Exercise:
Please restate the following records word for word.

[Items from a data source]
____
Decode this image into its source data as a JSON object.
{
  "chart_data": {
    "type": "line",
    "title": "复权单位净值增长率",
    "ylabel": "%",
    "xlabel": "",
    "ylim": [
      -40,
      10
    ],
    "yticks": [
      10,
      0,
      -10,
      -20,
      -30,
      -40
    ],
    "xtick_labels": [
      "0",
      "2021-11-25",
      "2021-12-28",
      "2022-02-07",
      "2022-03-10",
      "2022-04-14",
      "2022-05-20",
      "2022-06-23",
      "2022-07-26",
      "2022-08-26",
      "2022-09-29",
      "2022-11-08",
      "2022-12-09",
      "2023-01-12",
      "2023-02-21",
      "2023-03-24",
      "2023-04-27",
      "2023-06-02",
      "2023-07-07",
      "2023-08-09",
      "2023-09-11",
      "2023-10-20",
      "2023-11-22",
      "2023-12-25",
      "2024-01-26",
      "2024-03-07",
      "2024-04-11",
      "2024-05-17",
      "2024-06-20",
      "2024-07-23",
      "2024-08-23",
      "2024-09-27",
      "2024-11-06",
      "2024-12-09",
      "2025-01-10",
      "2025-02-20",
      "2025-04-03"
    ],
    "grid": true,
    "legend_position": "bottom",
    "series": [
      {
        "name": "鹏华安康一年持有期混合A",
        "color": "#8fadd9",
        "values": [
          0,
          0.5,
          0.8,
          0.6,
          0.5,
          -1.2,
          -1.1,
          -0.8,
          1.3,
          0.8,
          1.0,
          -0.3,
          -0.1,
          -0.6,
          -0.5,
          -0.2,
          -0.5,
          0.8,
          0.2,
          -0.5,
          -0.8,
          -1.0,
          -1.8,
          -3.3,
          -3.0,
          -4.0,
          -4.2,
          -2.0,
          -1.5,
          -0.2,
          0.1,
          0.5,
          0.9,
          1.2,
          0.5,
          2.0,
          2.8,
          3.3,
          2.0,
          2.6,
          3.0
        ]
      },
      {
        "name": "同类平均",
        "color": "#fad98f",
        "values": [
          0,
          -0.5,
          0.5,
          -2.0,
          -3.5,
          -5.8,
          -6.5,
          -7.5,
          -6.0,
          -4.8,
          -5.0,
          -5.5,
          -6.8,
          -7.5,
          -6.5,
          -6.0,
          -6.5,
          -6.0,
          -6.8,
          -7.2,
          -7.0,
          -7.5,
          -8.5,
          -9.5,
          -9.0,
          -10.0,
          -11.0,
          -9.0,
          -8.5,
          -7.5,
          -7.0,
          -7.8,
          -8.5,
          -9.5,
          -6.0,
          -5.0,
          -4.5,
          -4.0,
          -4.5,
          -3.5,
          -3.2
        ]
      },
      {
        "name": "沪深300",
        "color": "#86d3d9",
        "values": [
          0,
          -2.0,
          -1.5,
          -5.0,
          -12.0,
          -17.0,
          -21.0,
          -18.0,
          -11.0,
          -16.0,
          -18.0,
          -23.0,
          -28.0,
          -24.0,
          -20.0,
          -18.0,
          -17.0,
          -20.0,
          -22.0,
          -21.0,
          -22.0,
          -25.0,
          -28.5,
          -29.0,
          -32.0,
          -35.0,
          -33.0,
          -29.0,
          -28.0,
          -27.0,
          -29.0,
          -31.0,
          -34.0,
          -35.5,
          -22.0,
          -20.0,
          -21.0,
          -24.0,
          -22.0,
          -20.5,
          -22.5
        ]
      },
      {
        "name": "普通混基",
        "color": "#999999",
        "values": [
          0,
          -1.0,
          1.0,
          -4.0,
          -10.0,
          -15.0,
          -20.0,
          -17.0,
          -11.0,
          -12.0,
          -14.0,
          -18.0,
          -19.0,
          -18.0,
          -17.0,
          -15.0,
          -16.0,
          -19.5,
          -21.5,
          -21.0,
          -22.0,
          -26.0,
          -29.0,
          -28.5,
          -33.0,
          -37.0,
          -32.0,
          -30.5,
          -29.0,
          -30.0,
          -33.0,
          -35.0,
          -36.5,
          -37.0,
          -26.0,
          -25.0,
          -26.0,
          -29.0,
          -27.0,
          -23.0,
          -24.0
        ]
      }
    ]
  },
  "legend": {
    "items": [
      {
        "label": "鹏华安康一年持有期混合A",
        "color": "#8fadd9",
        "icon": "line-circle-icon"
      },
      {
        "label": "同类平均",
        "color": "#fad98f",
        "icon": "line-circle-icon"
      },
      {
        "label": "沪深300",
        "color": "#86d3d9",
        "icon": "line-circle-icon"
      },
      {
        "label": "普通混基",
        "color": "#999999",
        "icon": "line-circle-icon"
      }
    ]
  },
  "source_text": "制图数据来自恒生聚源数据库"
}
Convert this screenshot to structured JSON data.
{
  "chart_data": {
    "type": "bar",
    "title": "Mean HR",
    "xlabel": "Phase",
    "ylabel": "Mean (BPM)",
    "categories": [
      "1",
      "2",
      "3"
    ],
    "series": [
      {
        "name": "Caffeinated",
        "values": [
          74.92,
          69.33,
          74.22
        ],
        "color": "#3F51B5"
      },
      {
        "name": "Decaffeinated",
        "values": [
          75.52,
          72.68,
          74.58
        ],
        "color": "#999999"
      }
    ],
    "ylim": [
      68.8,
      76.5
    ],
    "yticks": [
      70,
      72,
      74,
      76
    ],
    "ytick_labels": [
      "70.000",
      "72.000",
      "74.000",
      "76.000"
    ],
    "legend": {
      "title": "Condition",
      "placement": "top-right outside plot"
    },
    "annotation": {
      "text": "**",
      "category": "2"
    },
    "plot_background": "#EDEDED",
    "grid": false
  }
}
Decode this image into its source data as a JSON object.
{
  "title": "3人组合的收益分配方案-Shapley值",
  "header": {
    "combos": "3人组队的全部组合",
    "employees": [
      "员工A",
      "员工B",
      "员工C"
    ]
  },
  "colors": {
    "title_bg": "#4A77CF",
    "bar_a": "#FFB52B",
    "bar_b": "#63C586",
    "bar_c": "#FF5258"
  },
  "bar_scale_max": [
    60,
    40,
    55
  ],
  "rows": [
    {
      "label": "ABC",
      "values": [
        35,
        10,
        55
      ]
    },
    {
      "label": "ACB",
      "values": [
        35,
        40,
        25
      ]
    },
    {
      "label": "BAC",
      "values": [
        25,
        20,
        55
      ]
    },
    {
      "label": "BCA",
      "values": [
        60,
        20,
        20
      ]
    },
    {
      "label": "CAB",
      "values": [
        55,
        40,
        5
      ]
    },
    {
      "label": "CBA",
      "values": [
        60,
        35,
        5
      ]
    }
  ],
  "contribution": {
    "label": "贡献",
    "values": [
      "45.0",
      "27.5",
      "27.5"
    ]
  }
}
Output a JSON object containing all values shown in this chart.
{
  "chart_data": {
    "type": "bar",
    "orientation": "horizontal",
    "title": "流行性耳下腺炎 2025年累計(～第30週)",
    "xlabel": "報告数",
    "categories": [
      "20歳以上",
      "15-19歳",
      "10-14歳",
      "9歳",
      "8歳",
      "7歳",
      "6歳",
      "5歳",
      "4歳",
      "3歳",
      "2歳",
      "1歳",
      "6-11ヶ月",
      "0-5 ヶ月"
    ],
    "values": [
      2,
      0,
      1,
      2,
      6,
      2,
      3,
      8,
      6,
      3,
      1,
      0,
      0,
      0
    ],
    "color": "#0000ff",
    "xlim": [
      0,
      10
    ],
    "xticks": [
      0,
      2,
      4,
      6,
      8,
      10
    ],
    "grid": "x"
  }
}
____
The response:
Decode this image into its source data as a JSON object.
{
  "chart_data": {
    "type": "line",
    "title": "复权单位净值增长率",
    "ylabel": "%",
    "xlabel": "",
    "ylim": [
      -40,
      10
    ],
    "yticks": [
      10,
      0,
      -10,
      -20,
      -30,
      -40
    ],
    "xtick_labels": [
      "0",
      "2021-11-25",
      "2021-12-28",
      "2022-02-07",
      "2022-03-10",
      "2022-04-14",
      "2022-05-20",
      "2022-06-23",
      "2022-07-26",
      "2022-08-26",
      "2022-09-29",
      "2022-11-08",
      "2022-12-09",
      "2023-01-12",
      "2023-02-21",
      "2023-03-24",
      "2023-04-27",
      "2023-06-02",
      "2023-07-07",
      "2023-08-09",
      "2023-09-11",
      "2023-10-20",
      "2023-11-22",
      "2023-12-25",
      "2024-01-26",
      "2024-03-07",
      "2024-04-11",
      "2024-05-17",
      "2024-06-20",
      "2024-07-23",
      "2024-08-23",
      "2024-09-27",
      "2024-11-06",
      "2024-12-09",
      "2025-01-10",
      "2025-02-20",
      "2025-04-03"
    ],
    "grid": true,
    "legend_position": "bottom",
    "series": [
      {
        "name": "鹏华安康一年持有期混合A",
        "color": "#8fadd9",
        "values": [
          0,
          0.5,
          0.8,
          0.6,
          0.5,
          -1.2,
          -1.1,
          -0.8,
          1.3,
          0.8,
          1.0,
          -0.3,
          -0.1,
          -0.6,
          -0.5,
          -0.2,
          -0.5,
          0.8,
          0.2,
          -0.5,
          -0.8,
          -1.0,
          -1.8,
          -3.3,
          -3.0,
          -4.0,
          -4.2,
          -2.0,
          -1.5,
          -0.2,
          0.1,
          0.5,
          0.9,
          1.2,
          0.5,
          2.0,
          2.8,
          3.3,
          2.0,
          2.6,
          3.0
        ]
      },
      {
        "name": "同类平均",
        "color": "#fad98f",
        "values": [
          0,
          -0.5,
          0.5,
          -2.0,
          -3.5,
          -5.8,
          -6.5,
          -7.5,
          -6.0,
          -4.8,
          -5.0,
          -5.5,
          -6.8,
          -7.5,
          -6.5,
          -6.0,
          -6.5,
          -6.0,
          -6.8,
          -7.2,
          -7.0,
          -7.5,
          -8.5,
          -9.5,
          -9.0,
          -10.0,
          -11.0,
          -9.0,
          -8.5,
          -7.5,
          -7.0,
          -7.8,
          -8.5,
          -9.5,
          -6.0,
          -5.0,
          -4.5,
          -4.0,
          -4.5,
          -3.5,
          -3.2
        ]
      },
      {
        "name": "沪深300",
        "color": "#86d3d9",
        "values": [
          0,
          -2.0,
          -1.5,
          -5.0,
          -12.0,
          -17.0,
          -21.0,
          -18.0,
          -11.0,
          -16.0,
          -18.0,
          -23.0,
          -28.0,
          -24.0,
          -20.0,
          -18.0,
          -17.0,
          -20.0,
          -22.0,
          -21.0,
          -22.0,
          -25.0,
          -28.5,
          -29.0,
          -32.0,
          -35.0,
          -33.0,
          -29.0,
          -28.0,
          -27.0,
          -29.0,
          -31.0,
          -34.0,
          -35.5,
          -22.0,
          -20.0,
          -21.0,
          -24.0,
          -22.0,
          -20.5,
          -22.5
        ]
      },
      {
        "name": "普通混基",
        "color": "#999999",
        "values": [
          0,
          -1.0,
          1.0,
          -4.0,
          -10.0,
          -15.0,
          -20.0,
          -17.0,
          -11.0,
          -12.0,
          -14.0,
          -18.0,
          -19.0,
          -18.0,
          -17.0,
          -15.0,
          -16.0,
          -19.5,
          -21.5,
          -21.0,
          -22.0,
          -26.0,
          -29.0,
          -28.5,
          -33.0,
          -37.0,
          -32.0,
          -30.5,
          -29.0,
          -30.0,
          -33.0,
          -35.0,
          -36.5,
          -37.0,
          -26.0,
          -25.0,
          -26.0,
          -29.0,
          -27.0,
          -23.0,
          -24.0
        ]
      }
    ]
  },
  "legend": {
    "items": [
      {
        "label": "鹏华安康一年持有期混合A",
        "color": "#8fadd9",
        "icon": "line-circle-icon"
      },
      {
        "label": "同类平均",
        "color": "#fad98f",
        "icon": "line-circle-icon"
      },
      {
        "label": "沪深300",
        "color": "#86d3d9",
        "icon": "line-circle-icon"
      },
      {
        "label": "普通混基",
        "color": "#999999",
        "icon": "line-circle-icon"
      }
    ]
  },
  "source_text": "制图数据来自恒生聚源数据库"
}
Convert this screenshot to structured JSON data.
{
  "chart_data": {
    "type": "bar",
    "title": "Mean HR",
    "xlabel": "Phase",
    "ylabel": "Mean (BPM)",
    "categories": [
      "1",
      "2",
      "3"
    ],
    "series": [
      {
        "name": "Caffeinated",
        "values": [
          74.92,
          69.33,
          74.22
        ],
        "color": "#3F51B5"
      },
      {
        "name": "Decaffeinated",
        "values": [
          75.52,
          72.68,
          74.58
        ],
        "color": "#999999"
      }
    ],
    "ylim": [
      68.8,
      76.5
    ],
    "yticks": [
      70,
      72,
      74,
      76
    ],
    "ytick_labels": [
      "70.000",
      "72.000",
      "74.000",
      "76.000"
    ],
    "legend": {
      "title": "Condition",
      "placement": "top-right outside plot"
    },
    "annotation": {
      "text": "**",
      "category": "2"
    },
    "plot_background": "#EDEDED",
    "grid": false
  }
}
Decode this image into its source data as a JSON object.
{
  "title": "3人组合的收益分配方案-Shapley值",
  "header": {
    "combos": "3人组队的全部组合",
    "employees": [
      "员工A",
      "员工B",
      "员工C"
    ]
  },
  "colors": {
    "title_bg": "#4A77CF",
    "bar_a": "#FFB52B",
    "bar_b": "#63C586",
    "bar_c": "#FF5258"
  },
  "bar_scale_max": [
    60,
    40,
    55
  ],
  "rows": [
    {
      "label": "ABC",
      "values": [
        35,
        10,
        55
      ]
    },
    {
      "label": "ACB",
      "values": [
        35,
        40,
        25
      ]
    },
    {
      "label": "BAC",
      "values": [
        25,
        20,
        55
      ]
    },
    {
      "label": "BCA",
      "values": [
        60,
        20,
        20
      ]
    },
    {
      "label": "CAB",
      "values": [
        55,
        40,
        5
      ]
    },
    {
      "label": "CBA",
      "values": [
        60,
        35,
        5
      ]
    }
  ],
  "contribution": {
    "label": "贡献",
    "values": [
      "45.0",
      "27.5",
      "27.5"
    ]
  }
}
Output a JSON object containing all values shown in this chart.
{
  "chart_data": {
    "type": "bar",
    "orientation": "horizontal",
    "title": "流行性耳下腺炎 2025年累計(～第30週)",
    "xlabel": "報告数",
    "categories": [
      "20歳以上",
      "15-19歳",
      "10-14歳",
      "9歳",
      "8歳",
      "7歳",
      "6歳",
      "5歳",
      "4歳",
      "3歳",
      "2歳",
      "1歳",
      "6-11ヶ月",
      "0-5 ヶ月"
    ],
    "values": [
      2,
      0,
      1,
      2,
      6,
      2,
      3,
      8,
      6,
      3,
      1,
      0,
      0,
      0
    ],
    "color": "#0000ff",
    "xlim": [
      0,
      10
    ],
    "xticks": [
      0,
      2,
      4,
      6,
      8,
      10
    ],
    "grid": "x"
  }
}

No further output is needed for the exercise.